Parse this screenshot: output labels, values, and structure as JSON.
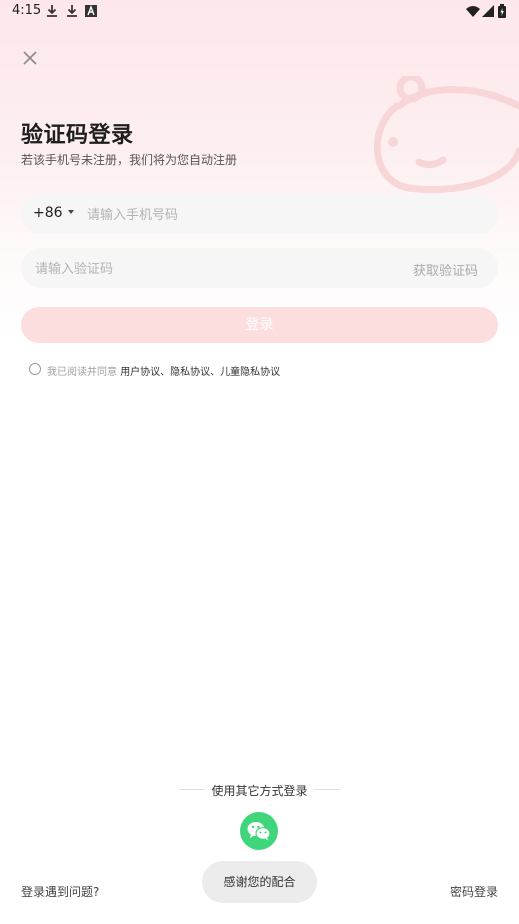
{
  "status_bar": {
    "time": "4:15",
    "left_icons": [
      "download-icon",
      "download-icon",
      "font-a-icon"
    ],
    "right_icons": [
      "wifi-icon",
      "cell-signal-icon",
      "battery-icon"
    ]
  },
  "header": {
    "title": "验证码登录",
    "subtitle": "若该手机号未注册，我们将为您自动注册"
  },
  "phone": {
    "country_code": "+86",
    "placeholder": "请输入手机号码"
  },
  "code": {
    "placeholder": "请输入验证码",
    "get_code_label": "获取验证码"
  },
  "login_button": "登录",
  "agreement": {
    "prefix": "我已阅读并同意",
    "links": "用户协议、隐私协议、儿童隐私协议"
  },
  "other_methods": {
    "label": "使用其它方式登录",
    "wechat_icon": "wechat-icon"
  },
  "footer": {
    "trouble": "登录遇到问题?",
    "password_login": "密码登录"
  },
  "toast": "感谢您的配合",
  "colors": {
    "accent_pink": "#fcdede",
    "wechat_green": "#3fd67b"
  }
}
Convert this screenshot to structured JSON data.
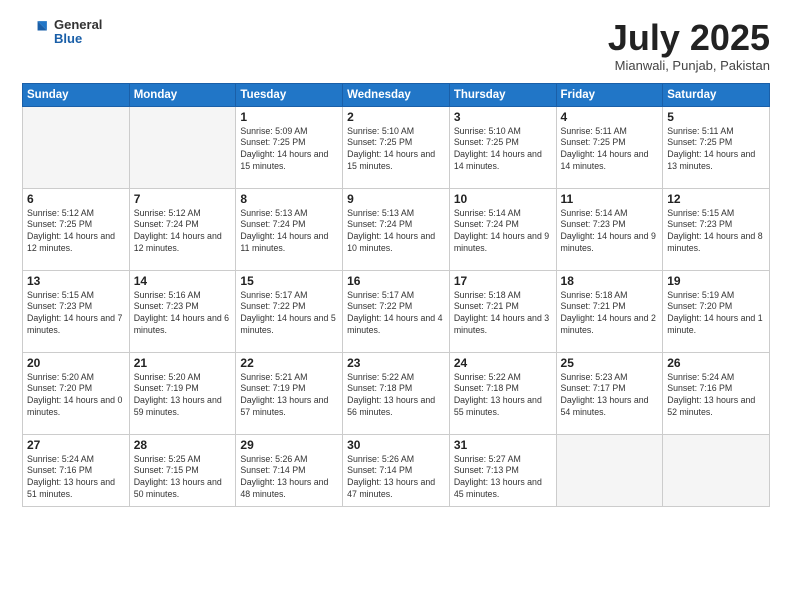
{
  "header": {
    "logo_general": "General",
    "logo_blue": "Blue",
    "month_title": "July 2025",
    "location": "Mianwali, Punjab, Pakistan"
  },
  "days_of_week": [
    "Sunday",
    "Monday",
    "Tuesday",
    "Wednesday",
    "Thursday",
    "Friday",
    "Saturday"
  ],
  "weeks": [
    [
      {
        "day": "",
        "content": ""
      },
      {
        "day": "",
        "content": ""
      },
      {
        "day": "1",
        "content": "Sunrise: 5:09 AM\nSunset: 7:25 PM\nDaylight: 14 hours and 15 minutes."
      },
      {
        "day": "2",
        "content": "Sunrise: 5:10 AM\nSunset: 7:25 PM\nDaylight: 14 hours and 15 minutes."
      },
      {
        "day": "3",
        "content": "Sunrise: 5:10 AM\nSunset: 7:25 PM\nDaylight: 14 hours and 14 minutes."
      },
      {
        "day": "4",
        "content": "Sunrise: 5:11 AM\nSunset: 7:25 PM\nDaylight: 14 hours and 14 minutes."
      },
      {
        "day": "5",
        "content": "Sunrise: 5:11 AM\nSunset: 7:25 PM\nDaylight: 14 hours and 13 minutes."
      }
    ],
    [
      {
        "day": "6",
        "content": "Sunrise: 5:12 AM\nSunset: 7:25 PM\nDaylight: 14 hours and 12 minutes."
      },
      {
        "day": "7",
        "content": "Sunrise: 5:12 AM\nSunset: 7:24 PM\nDaylight: 14 hours and 12 minutes."
      },
      {
        "day": "8",
        "content": "Sunrise: 5:13 AM\nSunset: 7:24 PM\nDaylight: 14 hours and 11 minutes."
      },
      {
        "day": "9",
        "content": "Sunrise: 5:13 AM\nSunset: 7:24 PM\nDaylight: 14 hours and 10 minutes."
      },
      {
        "day": "10",
        "content": "Sunrise: 5:14 AM\nSunset: 7:24 PM\nDaylight: 14 hours and 9 minutes."
      },
      {
        "day": "11",
        "content": "Sunrise: 5:14 AM\nSunset: 7:23 PM\nDaylight: 14 hours and 9 minutes."
      },
      {
        "day": "12",
        "content": "Sunrise: 5:15 AM\nSunset: 7:23 PM\nDaylight: 14 hours and 8 minutes."
      }
    ],
    [
      {
        "day": "13",
        "content": "Sunrise: 5:15 AM\nSunset: 7:23 PM\nDaylight: 14 hours and 7 minutes."
      },
      {
        "day": "14",
        "content": "Sunrise: 5:16 AM\nSunset: 7:23 PM\nDaylight: 14 hours and 6 minutes."
      },
      {
        "day": "15",
        "content": "Sunrise: 5:17 AM\nSunset: 7:22 PM\nDaylight: 14 hours and 5 minutes."
      },
      {
        "day": "16",
        "content": "Sunrise: 5:17 AM\nSunset: 7:22 PM\nDaylight: 14 hours and 4 minutes."
      },
      {
        "day": "17",
        "content": "Sunrise: 5:18 AM\nSunset: 7:21 PM\nDaylight: 14 hours and 3 minutes."
      },
      {
        "day": "18",
        "content": "Sunrise: 5:18 AM\nSunset: 7:21 PM\nDaylight: 14 hours and 2 minutes."
      },
      {
        "day": "19",
        "content": "Sunrise: 5:19 AM\nSunset: 7:20 PM\nDaylight: 14 hours and 1 minute."
      }
    ],
    [
      {
        "day": "20",
        "content": "Sunrise: 5:20 AM\nSunset: 7:20 PM\nDaylight: 14 hours and 0 minutes."
      },
      {
        "day": "21",
        "content": "Sunrise: 5:20 AM\nSunset: 7:19 PM\nDaylight: 13 hours and 59 minutes."
      },
      {
        "day": "22",
        "content": "Sunrise: 5:21 AM\nSunset: 7:19 PM\nDaylight: 13 hours and 57 minutes."
      },
      {
        "day": "23",
        "content": "Sunrise: 5:22 AM\nSunset: 7:18 PM\nDaylight: 13 hours and 56 minutes."
      },
      {
        "day": "24",
        "content": "Sunrise: 5:22 AM\nSunset: 7:18 PM\nDaylight: 13 hours and 55 minutes."
      },
      {
        "day": "25",
        "content": "Sunrise: 5:23 AM\nSunset: 7:17 PM\nDaylight: 13 hours and 54 minutes."
      },
      {
        "day": "26",
        "content": "Sunrise: 5:24 AM\nSunset: 7:16 PM\nDaylight: 13 hours and 52 minutes."
      }
    ],
    [
      {
        "day": "27",
        "content": "Sunrise: 5:24 AM\nSunset: 7:16 PM\nDaylight: 13 hours and 51 minutes."
      },
      {
        "day": "28",
        "content": "Sunrise: 5:25 AM\nSunset: 7:15 PM\nDaylight: 13 hours and 50 minutes."
      },
      {
        "day": "29",
        "content": "Sunrise: 5:26 AM\nSunset: 7:14 PM\nDaylight: 13 hours and 48 minutes."
      },
      {
        "day": "30",
        "content": "Sunrise: 5:26 AM\nSunset: 7:14 PM\nDaylight: 13 hours and 47 minutes."
      },
      {
        "day": "31",
        "content": "Sunrise: 5:27 AM\nSunset: 7:13 PM\nDaylight: 13 hours and 45 minutes."
      },
      {
        "day": "",
        "content": ""
      },
      {
        "day": "",
        "content": ""
      }
    ]
  ]
}
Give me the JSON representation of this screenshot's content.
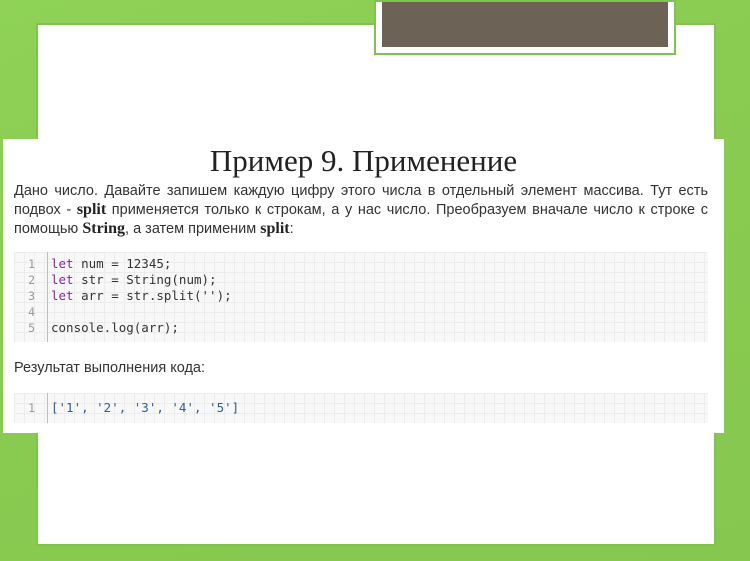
{
  "slide": {
    "title": "Пример 9. Применение",
    "paragraph": {
      "t1": "Дано число. Давайте запишем каждую цифру этого числа в отдельный элемент массива. Тут есть подвох - ",
      "b1": "split",
      "t2": " применяется только к строкам, а у нас число. Преобразуем вначале число к строке с помощью ",
      "b2": "String",
      "t3": ", а затем применим ",
      "b3": "split",
      "t4": ":"
    },
    "code_lines": [
      {
        "n": "1",
        "kw": "let",
        "rest": " num = 12345;"
      },
      {
        "n": "2",
        "kw": "let",
        "rest": " str = String(num);"
      },
      {
        "n": "3",
        "kw": "let",
        "rest": " arr = str.split('');"
      },
      {
        "n": "4",
        "kw": "",
        "rest": ""
      },
      {
        "n": "5",
        "kw": "",
        "rest": "console.log(arr);"
      }
    ],
    "result_label": "Результат выполнения кода:",
    "result_lines": [
      {
        "n": "1",
        "text": "['1', '2', '3', '4', '5']"
      }
    ]
  },
  "colors": {
    "background_green": "#8acb52",
    "title_bar": "#6d6256",
    "keyword": "#7a2fa0",
    "string": "#2a6099"
  }
}
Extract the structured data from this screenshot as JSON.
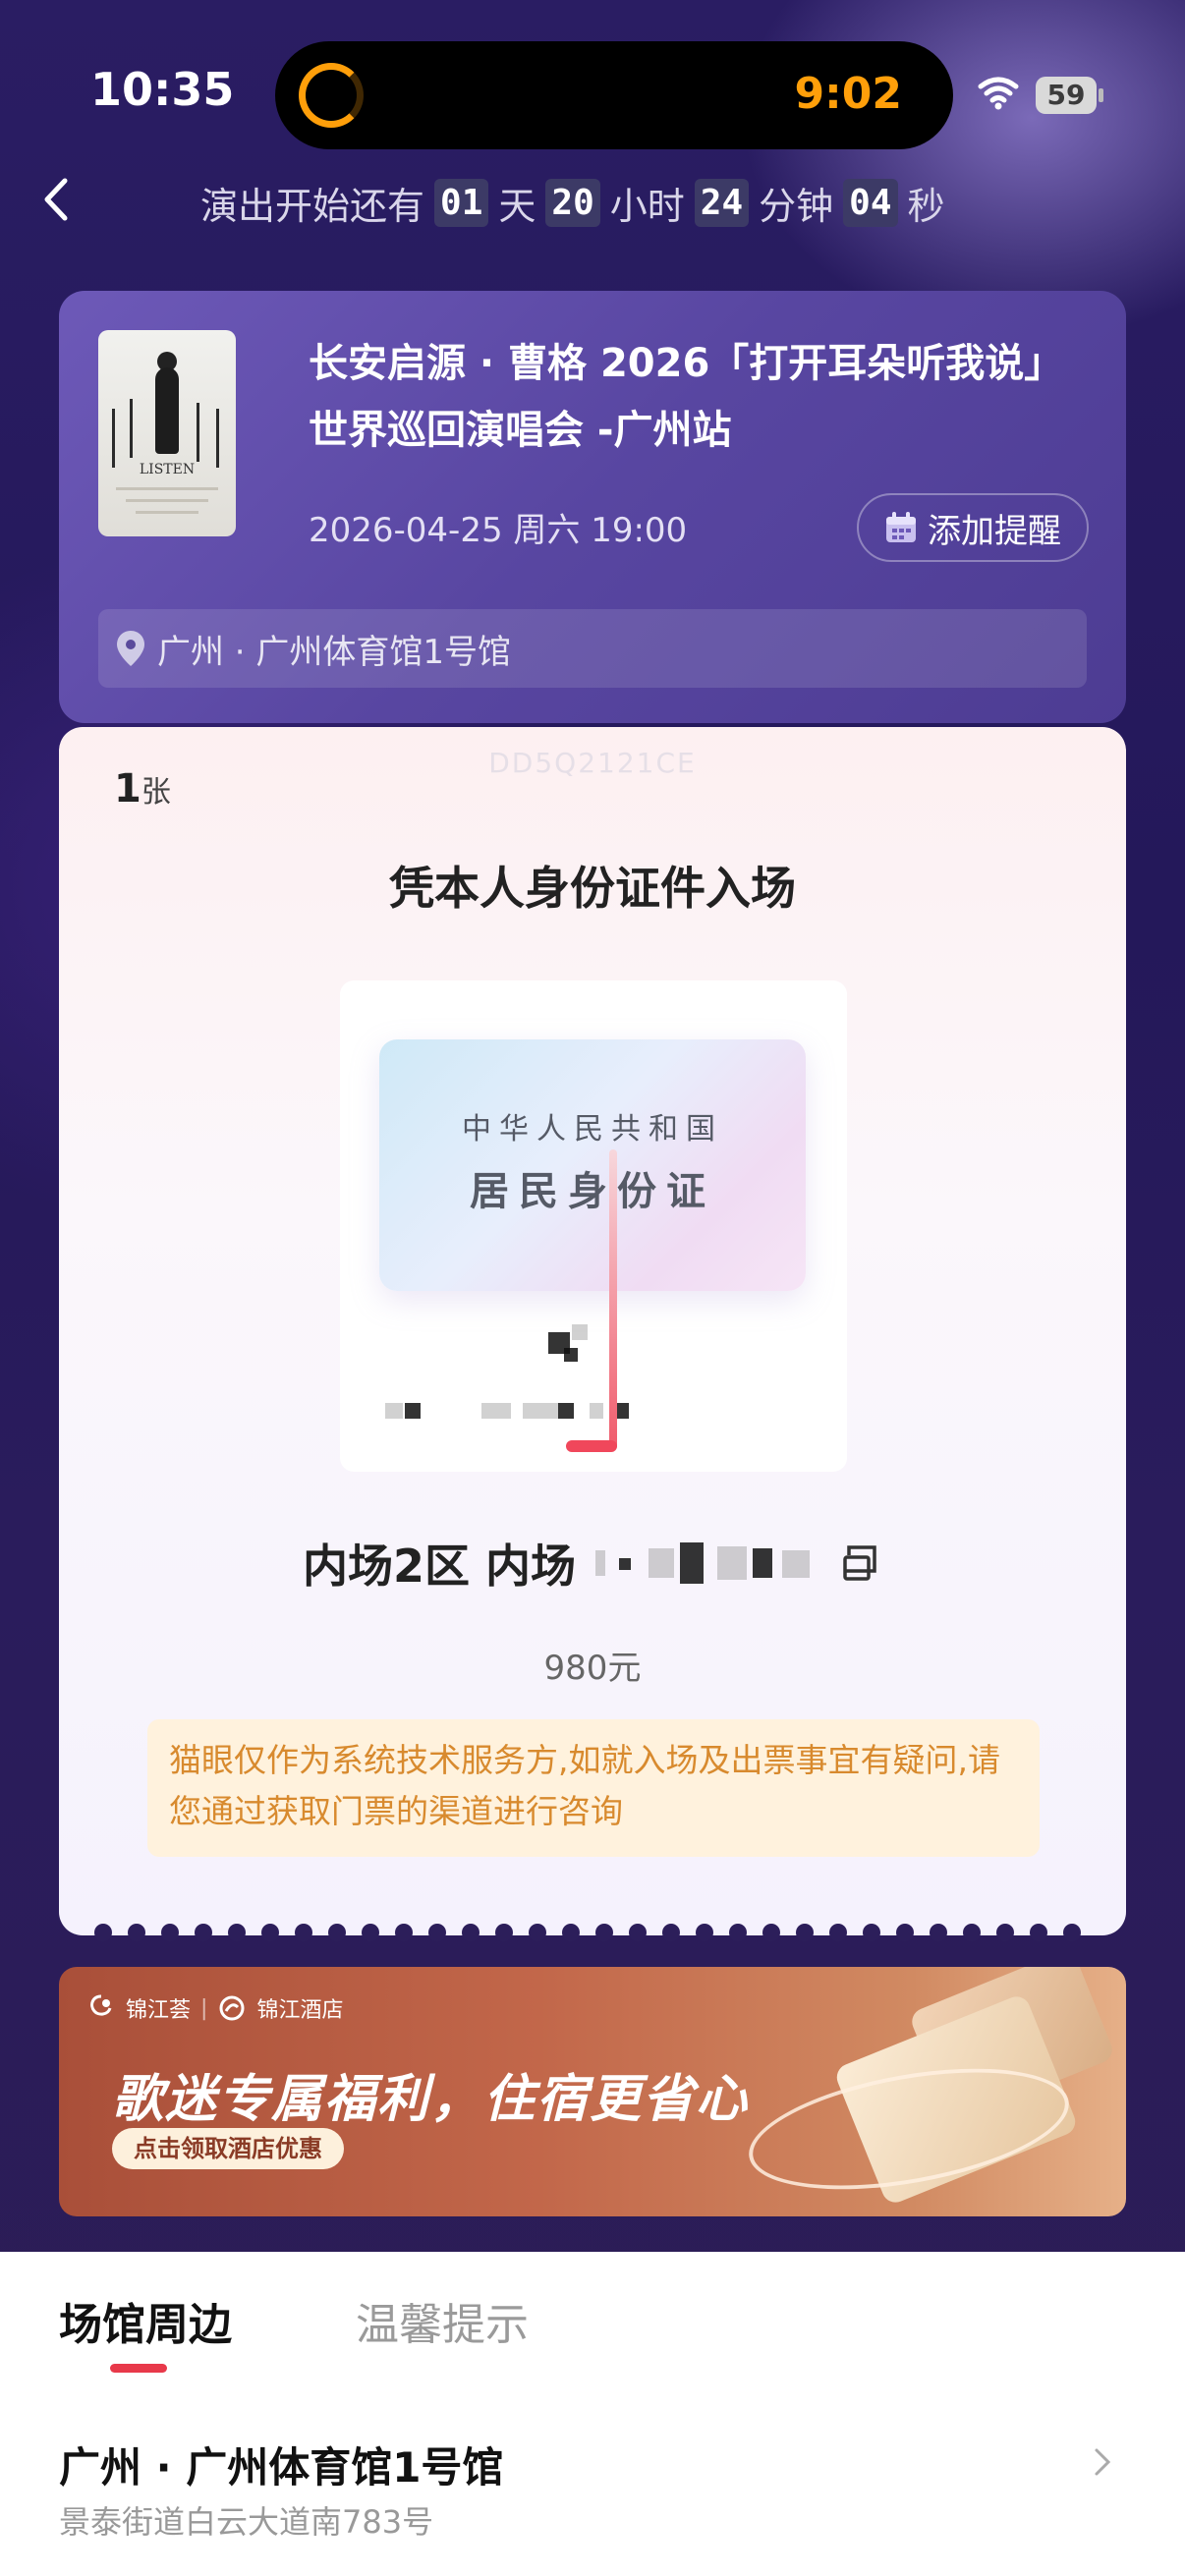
{
  "status_bar": {
    "time": "10:35",
    "activity_time": "9:02",
    "battery": "59"
  },
  "countdown": {
    "prefix": "演出开始还有",
    "days": "01",
    "days_unit": "天",
    "hours": "20",
    "hours_unit": "小时",
    "minutes": "24",
    "minutes_unit": "分钟",
    "seconds": "04",
    "seconds_unit": "秒"
  },
  "event": {
    "poster_text": "LISTEN",
    "title": "长安启源 · 曹格 2026「打开耳朵听我说」世界巡回演唱会 -广州站",
    "datetime": "2026-04-25 周六 19:00",
    "remind_label": "添加提醒",
    "venue": "广州 · 广州体育馆1号馆"
  },
  "ticket": {
    "count": "1",
    "count_unit": "张",
    "code": "DD5Q2121CE",
    "entry_title": "凭本人身份证件入场",
    "id_card_line1": "中华人民共和国",
    "id_card_line2": "居民身份证",
    "seat": "内场2区 内场",
    "price": "980元",
    "notice": "猫眼仅作为系统技术服务方,如就入场及出票事宜有疑问,请您通过获取门票的渠道进行咨询"
  },
  "banner": {
    "brand1": "锦江荟",
    "brand2": "锦江酒店",
    "headline": "歌迷专属福利，住宿更省心",
    "cta": "点击领取酒店优惠"
  },
  "sheet": {
    "tabs": [
      {
        "label": "场馆周边",
        "active": true
      },
      {
        "label": "温馨提示",
        "active": false
      }
    ],
    "venue_name": "广州 · 广州体育馆1号馆",
    "venue_address": "景泰街道白云大道南783号"
  },
  "colors": {
    "accent": "#e8394a",
    "activity": "#ff9f0a",
    "notice_text": "#d88a2e"
  }
}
===
## WRITTEN REQUEST
Look above for every line with the word "this" and copy it.

## REPLY TO THE TASK
Parse this screenshot: output labels, values, and structure as JSON.
Convert this screenshot to structured JSON data.
Give me the JSON representation of this screenshot's content.
Extract the structured data from this screenshot as JSON.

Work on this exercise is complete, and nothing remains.